● **Given instruction**:
Take every line from the listing below that contains "JSON".

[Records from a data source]
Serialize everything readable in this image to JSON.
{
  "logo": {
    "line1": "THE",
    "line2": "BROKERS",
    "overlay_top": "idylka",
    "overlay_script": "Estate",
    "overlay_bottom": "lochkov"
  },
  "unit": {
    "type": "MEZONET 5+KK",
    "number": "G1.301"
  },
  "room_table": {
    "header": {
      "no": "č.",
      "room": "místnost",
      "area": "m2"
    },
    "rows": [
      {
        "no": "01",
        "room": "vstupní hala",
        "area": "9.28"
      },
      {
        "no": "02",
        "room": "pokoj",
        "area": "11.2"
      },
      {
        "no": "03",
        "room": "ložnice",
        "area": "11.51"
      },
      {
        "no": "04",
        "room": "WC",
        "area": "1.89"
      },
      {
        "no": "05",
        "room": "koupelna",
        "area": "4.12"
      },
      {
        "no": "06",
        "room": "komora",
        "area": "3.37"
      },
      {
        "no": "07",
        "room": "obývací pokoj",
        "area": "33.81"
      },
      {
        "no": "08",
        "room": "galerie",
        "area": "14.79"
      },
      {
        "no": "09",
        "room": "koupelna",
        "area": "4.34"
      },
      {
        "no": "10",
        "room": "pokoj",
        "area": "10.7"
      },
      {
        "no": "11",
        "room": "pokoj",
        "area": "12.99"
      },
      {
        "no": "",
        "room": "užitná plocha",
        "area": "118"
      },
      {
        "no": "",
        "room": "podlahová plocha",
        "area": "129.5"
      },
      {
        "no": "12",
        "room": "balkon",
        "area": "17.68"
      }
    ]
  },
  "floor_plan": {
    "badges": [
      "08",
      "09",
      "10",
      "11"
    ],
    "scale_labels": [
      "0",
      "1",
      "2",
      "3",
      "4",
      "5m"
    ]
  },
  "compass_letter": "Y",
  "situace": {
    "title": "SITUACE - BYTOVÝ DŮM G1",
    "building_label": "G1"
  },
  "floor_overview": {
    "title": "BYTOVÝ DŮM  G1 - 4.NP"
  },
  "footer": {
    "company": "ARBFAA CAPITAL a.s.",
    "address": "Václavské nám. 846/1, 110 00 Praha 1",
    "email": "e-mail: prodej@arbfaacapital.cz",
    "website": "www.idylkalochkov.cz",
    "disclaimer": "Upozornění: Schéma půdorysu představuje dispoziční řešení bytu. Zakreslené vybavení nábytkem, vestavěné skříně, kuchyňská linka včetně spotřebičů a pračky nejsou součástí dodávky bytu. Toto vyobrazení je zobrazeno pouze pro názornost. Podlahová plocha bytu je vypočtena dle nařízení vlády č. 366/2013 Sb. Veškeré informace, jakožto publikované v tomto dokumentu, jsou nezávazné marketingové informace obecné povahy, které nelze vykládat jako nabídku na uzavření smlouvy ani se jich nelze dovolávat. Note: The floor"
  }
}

...

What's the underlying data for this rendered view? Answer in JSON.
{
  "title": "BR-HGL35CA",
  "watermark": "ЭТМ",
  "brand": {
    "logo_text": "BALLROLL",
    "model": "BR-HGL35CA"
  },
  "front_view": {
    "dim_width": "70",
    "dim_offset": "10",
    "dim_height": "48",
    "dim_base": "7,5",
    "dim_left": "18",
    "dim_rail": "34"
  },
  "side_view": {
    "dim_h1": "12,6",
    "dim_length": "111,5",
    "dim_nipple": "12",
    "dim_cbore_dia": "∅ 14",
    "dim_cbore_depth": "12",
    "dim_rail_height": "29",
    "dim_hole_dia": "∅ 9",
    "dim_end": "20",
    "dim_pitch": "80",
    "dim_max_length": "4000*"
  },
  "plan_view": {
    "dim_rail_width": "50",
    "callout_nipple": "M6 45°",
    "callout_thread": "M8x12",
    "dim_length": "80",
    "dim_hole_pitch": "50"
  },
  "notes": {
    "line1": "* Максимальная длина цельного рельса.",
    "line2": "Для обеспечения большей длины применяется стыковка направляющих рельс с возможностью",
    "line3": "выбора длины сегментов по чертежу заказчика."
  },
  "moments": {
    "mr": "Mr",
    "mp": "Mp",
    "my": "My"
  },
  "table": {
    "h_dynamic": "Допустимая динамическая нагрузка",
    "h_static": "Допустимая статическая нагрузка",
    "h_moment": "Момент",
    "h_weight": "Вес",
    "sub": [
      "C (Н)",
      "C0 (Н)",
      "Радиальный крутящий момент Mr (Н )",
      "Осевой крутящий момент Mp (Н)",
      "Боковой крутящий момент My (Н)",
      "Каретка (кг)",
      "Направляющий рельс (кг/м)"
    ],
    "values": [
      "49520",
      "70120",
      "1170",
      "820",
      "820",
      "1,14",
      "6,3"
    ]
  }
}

● **Response to the task**:
Serialize everything readable in this image to JSON.
What's the underlying data for this rendered view? Answer in JSON.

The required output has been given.